§ Input
.....

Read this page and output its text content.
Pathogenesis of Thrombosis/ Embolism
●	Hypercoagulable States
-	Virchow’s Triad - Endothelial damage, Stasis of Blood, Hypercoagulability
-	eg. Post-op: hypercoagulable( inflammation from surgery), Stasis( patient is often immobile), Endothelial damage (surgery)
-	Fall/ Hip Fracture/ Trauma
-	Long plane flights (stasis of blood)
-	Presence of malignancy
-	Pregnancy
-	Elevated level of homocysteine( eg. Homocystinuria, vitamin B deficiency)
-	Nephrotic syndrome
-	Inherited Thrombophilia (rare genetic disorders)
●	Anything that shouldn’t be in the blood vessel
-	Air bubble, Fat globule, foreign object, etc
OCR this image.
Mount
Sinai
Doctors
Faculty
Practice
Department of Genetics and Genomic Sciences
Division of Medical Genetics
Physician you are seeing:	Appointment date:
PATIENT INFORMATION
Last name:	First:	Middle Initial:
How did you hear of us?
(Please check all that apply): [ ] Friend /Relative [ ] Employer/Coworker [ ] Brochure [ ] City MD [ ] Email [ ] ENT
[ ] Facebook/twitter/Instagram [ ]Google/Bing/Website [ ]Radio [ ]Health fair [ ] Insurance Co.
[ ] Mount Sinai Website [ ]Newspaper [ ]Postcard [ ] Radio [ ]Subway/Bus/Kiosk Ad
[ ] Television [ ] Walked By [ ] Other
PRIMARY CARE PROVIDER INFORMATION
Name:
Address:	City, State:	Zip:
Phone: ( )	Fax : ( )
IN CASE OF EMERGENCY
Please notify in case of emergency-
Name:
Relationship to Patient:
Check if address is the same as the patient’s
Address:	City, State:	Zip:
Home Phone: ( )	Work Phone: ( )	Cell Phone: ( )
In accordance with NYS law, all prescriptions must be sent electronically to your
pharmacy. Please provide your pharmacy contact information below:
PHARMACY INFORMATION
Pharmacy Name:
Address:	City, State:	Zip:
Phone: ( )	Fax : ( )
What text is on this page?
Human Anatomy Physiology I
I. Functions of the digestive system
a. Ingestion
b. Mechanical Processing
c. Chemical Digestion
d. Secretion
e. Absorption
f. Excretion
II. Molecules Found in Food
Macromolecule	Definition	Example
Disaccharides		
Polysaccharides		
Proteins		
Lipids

.....

§ How to complete this task
All the records, as written, must be given again.

§ Response to the exercise
Read this page and output its text content.
Pathogenesis of Thrombosis/ Embolism
●	Hypercoagulable States
-	Virchow’s Triad - Endothelial damage, Stasis of Blood, Hypercoagulability
-	eg. Post-op: hypercoagulable( inflammation from surgery), Stasis( patient is often immobile), Endothelial damage (surgery)
-	Fall/ Hip Fracture/ Trauma
-	Long plane flights (stasis of blood)
-	Presence of malignancy
-	Pregnancy
-	Elevated level of homocysteine( eg. Homocystinuria, vitamin B deficiency)
-	Nephrotic syndrome
-	Inherited Thrombophilia (rare genetic disorders)
●	Anything that shouldn’t be in the blood vessel
-	Air bubble, Fat globule, foreign object, etc
OCR this image.
Mount
Sinai
Doctors
Faculty
Practice
Department of Genetics and Genomic Sciences
Division of Medical Genetics
Physician you are seeing:	Appointment date:
PATIENT INFORMATION
Last name:	First:	Middle Initial:
How did you hear of us?
(Please check all that apply): [ ] Friend /Relative [ ] Employer/Coworker [ ] Brochure [ ] City MD [ ] Email [ ] ENT
[ ] Facebook/twitter/Instagram [ ]Google/Bing/Website [ ]Radio [ ]Health fair [ ] Insurance Co.
[ ] Mount Sinai Website [ ]Newspaper [ ]Postcard [ ] Radio [ ]Subway/Bus/Kiosk Ad
[ ] Television [ ] Walked By [ ] Other
PRIMARY CARE PROVIDER INFORMATION
Name:
Address:	City, State:	Zip:
Phone: ( )	Fax : ( )
IN CASE OF EMERGENCY
Please notify in case of emergency-
Name:
Relationship to Patient:
Check if address is the same as the patient’s
Address:	City, State:	Zip:
Home Phone: ( )	Work Phone: ( )	Cell Phone: ( )
In accordance with NYS law, all prescriptions must be sent electronically to your
pharmacy. Please provide your pharmacy contact information below:
PHARMACY INFORMATION
Pharmacy Name:
Address:	City, State:	Zip:
Phone: ( )	Fax : ( )
What text is on this page?
Human Anatomy Physiology I
I. Functions of the digestive system
a. Ingestion
b. Mechanical Processing
c. Chemical Digestion
d. Secretion
e. Absorption
f. Excretion
II. Molecules Found in Food
Macromolecule	Definition	Example
Disaccharides		
Polysaccharides		
Proteins		
Lipids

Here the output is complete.